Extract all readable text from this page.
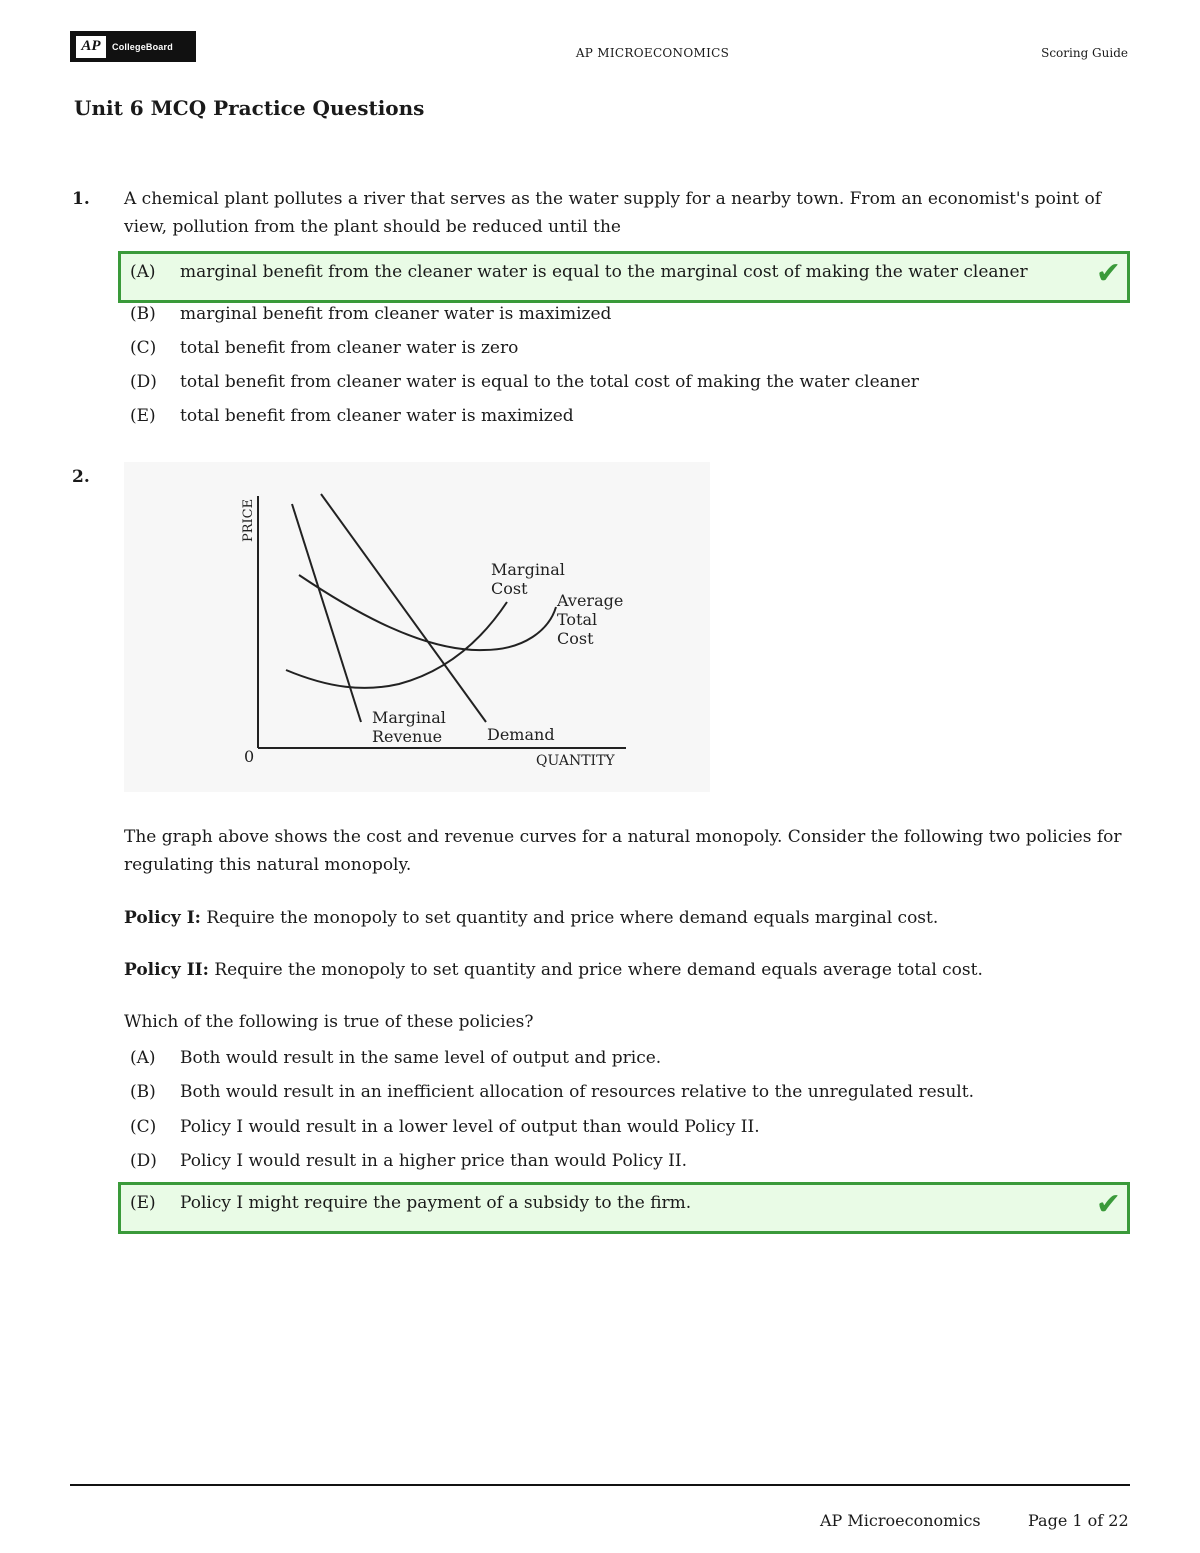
AP	CollegeBoard	AP MICROECONOMICS	Scoring Guide
Unit 6 MCQ Practice Questions
1. A chemical plant pollutes a river that serves as the water supply for a nearby town. From an economist's point of
view, pollution from the plant should be reduced until the
✔
(A)	marginal benefit from the cleaner water is equal to the marginal cost of making the water cleaner
(B)	marginal benefit from cleaner water is maximized
(C)	total benefit from cleaner water is zero
(D)	total benefit from cleaner water is equal to the total cost of making the water cleaner
(E)	total benefit from cleaner water is maximized
2.
PRICE
QUANTITY
0
Marginal
Cost
Average
Total
Cost
Marginal
Revenue	Demand
The graph above shows the cost and revenue curves for a natural monopoly. Consider the following two policies for
regulating this natural monopoly.
Policy I: Require the monopoly to set quantity and price where demand equals marginal cost.
Policy II: Require the monopoly to set quantity and price where demand equals average total cost.
Which of the following is true of these policies?
(A)	Both would result in the same level of output and price.
(B)	Both would result in an inefficient allocation of resources relative to the unregulated result.
(C)	Policy I would result in a lower level of output than would Policy II.
(D)	Policy I would result in a higher price than would Policy II.
✔
(E)	Policy I might require the payment of a subsidy to the firm.
AP Microeconomics	Page 1 of 22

◆ **What to do**:
How many of the lines above include the string "this"? Reply with the number by itself.

◆ **The output**:
2